### What the task requires
Say how many lines contain the word "type" and give no other text.

[Chart and figure data]
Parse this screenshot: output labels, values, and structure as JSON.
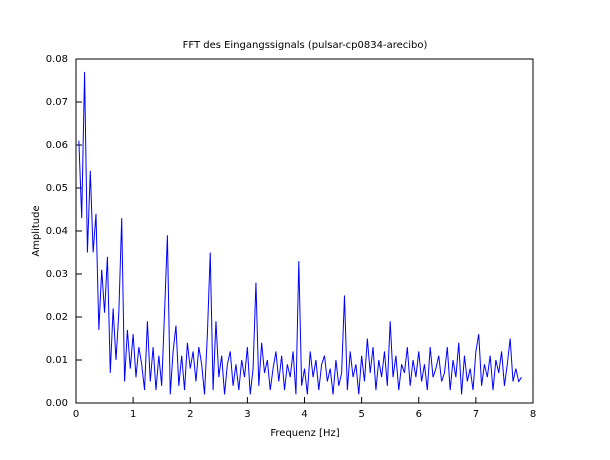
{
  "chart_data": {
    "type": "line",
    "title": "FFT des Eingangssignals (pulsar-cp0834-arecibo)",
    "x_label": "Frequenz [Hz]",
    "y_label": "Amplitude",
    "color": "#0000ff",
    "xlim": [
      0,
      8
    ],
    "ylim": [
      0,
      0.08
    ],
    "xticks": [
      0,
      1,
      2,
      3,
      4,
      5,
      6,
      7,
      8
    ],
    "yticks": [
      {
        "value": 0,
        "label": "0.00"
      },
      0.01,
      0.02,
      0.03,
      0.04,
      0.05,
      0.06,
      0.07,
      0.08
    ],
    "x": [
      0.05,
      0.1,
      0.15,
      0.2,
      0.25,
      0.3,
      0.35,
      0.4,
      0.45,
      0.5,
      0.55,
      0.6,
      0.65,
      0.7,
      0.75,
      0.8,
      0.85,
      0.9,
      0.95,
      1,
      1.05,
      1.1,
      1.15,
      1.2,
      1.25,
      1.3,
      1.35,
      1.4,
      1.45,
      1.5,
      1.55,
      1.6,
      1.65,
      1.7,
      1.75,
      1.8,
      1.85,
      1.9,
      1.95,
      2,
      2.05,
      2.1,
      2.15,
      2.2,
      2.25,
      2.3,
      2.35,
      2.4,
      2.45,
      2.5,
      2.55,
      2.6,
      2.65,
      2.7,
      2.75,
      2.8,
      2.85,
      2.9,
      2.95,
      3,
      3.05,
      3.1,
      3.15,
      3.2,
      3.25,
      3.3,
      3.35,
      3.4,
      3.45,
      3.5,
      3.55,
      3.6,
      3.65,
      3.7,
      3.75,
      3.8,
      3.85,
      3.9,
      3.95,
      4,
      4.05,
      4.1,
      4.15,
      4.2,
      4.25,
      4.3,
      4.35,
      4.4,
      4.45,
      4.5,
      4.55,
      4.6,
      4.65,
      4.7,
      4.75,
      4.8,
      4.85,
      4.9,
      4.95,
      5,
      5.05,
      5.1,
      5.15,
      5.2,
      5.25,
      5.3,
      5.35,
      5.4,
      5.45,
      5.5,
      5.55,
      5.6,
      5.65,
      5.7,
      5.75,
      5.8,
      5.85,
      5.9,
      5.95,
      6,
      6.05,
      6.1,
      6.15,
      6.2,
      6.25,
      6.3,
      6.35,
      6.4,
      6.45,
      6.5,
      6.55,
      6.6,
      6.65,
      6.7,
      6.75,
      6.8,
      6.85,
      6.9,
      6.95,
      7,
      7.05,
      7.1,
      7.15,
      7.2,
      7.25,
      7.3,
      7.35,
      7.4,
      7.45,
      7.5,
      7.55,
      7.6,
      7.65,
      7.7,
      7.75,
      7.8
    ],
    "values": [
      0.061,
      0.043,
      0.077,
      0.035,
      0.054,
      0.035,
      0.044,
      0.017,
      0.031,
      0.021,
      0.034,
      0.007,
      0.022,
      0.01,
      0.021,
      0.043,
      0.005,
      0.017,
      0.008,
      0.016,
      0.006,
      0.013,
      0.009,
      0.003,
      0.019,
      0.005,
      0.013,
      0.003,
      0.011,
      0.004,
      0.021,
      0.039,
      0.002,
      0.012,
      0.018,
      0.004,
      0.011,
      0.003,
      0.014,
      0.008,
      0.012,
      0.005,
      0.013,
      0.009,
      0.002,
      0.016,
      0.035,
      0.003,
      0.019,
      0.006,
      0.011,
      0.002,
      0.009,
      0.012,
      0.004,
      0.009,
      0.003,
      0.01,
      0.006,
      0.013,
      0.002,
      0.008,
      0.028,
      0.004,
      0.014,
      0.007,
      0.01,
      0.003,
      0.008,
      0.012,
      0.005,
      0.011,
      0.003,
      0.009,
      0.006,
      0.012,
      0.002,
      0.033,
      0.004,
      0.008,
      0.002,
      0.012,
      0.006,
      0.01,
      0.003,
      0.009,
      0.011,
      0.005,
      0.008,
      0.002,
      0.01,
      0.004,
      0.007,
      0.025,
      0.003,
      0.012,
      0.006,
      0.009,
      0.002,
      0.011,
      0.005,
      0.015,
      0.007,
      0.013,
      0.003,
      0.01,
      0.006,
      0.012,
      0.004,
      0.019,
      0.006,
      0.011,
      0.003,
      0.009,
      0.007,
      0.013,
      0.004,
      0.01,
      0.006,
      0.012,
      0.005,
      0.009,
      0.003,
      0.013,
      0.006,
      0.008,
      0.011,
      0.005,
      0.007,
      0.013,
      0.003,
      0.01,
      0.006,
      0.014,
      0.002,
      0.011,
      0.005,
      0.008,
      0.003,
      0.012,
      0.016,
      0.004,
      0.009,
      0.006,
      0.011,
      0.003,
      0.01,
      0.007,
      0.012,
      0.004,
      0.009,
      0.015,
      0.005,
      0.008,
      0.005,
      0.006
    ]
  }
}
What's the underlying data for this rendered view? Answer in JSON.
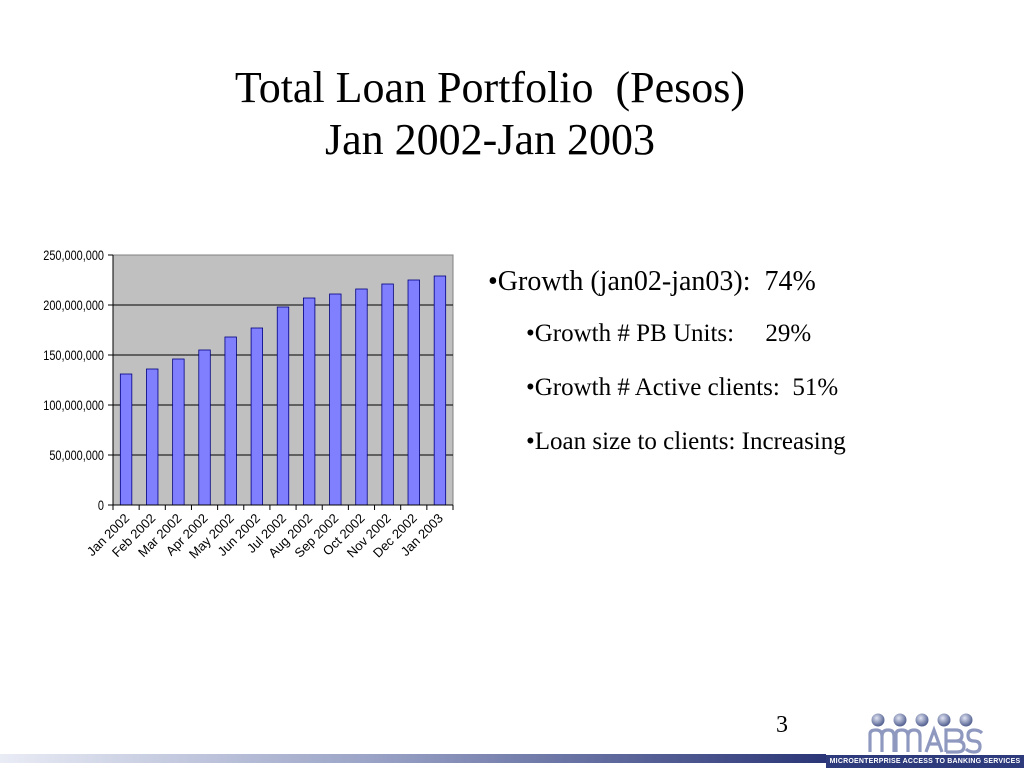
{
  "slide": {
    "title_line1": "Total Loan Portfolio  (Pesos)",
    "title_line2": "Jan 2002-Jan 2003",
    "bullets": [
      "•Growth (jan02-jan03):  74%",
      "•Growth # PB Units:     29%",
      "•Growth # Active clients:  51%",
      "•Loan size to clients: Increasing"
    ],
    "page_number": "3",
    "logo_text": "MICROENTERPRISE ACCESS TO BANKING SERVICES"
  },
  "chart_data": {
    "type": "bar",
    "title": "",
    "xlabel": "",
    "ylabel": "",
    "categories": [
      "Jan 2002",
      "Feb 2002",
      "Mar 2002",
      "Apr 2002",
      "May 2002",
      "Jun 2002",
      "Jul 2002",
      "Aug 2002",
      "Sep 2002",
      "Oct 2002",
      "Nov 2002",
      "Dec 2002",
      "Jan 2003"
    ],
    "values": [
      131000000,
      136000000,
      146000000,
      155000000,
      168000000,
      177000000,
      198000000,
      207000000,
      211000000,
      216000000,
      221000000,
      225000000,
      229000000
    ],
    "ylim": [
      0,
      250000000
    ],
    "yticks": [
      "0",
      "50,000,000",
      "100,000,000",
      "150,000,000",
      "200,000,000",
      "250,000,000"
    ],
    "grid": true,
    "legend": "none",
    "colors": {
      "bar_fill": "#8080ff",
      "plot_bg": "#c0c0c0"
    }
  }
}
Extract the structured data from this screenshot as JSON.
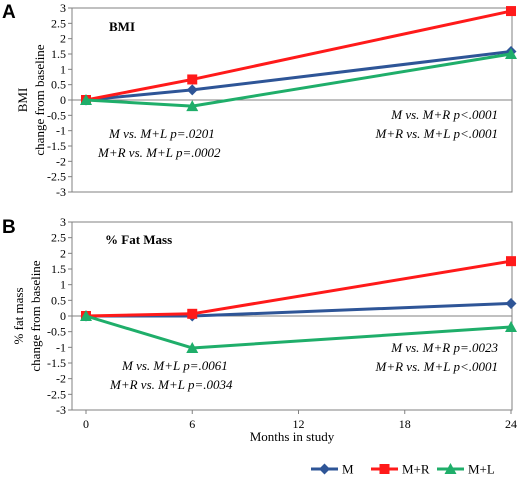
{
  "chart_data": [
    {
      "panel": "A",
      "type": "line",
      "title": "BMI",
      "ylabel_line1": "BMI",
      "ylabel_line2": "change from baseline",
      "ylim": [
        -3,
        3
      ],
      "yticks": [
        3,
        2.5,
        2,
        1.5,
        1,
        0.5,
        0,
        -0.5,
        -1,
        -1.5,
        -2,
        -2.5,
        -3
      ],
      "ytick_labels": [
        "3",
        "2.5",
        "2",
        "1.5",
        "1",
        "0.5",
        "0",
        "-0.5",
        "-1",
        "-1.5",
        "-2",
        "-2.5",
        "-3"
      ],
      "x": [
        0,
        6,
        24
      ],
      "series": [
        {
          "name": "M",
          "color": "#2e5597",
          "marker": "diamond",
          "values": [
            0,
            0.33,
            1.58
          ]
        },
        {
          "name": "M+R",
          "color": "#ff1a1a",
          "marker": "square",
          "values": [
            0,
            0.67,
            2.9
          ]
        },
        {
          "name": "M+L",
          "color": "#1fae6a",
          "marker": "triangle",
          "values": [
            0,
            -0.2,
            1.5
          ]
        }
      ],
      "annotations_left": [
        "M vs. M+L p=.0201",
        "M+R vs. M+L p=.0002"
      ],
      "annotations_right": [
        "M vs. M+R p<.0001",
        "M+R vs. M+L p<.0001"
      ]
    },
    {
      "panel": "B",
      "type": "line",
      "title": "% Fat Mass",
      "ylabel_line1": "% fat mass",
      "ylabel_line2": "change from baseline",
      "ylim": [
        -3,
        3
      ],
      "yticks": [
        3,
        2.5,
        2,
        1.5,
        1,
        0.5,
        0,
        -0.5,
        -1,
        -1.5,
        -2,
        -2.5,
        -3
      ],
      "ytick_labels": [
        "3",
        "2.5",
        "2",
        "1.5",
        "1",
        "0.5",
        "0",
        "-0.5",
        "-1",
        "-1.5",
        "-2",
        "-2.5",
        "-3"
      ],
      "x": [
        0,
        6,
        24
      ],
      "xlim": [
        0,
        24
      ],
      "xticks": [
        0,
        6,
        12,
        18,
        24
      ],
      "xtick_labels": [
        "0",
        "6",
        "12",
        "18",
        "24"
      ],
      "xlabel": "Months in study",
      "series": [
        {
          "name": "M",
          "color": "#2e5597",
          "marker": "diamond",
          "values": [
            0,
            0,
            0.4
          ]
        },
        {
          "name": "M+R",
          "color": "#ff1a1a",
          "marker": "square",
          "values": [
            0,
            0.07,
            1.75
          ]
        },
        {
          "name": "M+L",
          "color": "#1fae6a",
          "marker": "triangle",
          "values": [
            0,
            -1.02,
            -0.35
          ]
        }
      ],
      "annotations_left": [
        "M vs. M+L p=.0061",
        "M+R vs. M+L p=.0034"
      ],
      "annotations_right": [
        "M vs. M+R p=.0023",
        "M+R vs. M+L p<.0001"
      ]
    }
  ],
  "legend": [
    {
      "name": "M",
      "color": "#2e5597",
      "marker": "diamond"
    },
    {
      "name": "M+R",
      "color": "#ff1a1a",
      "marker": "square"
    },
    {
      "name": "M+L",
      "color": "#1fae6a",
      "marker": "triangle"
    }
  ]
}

### Result of this task
4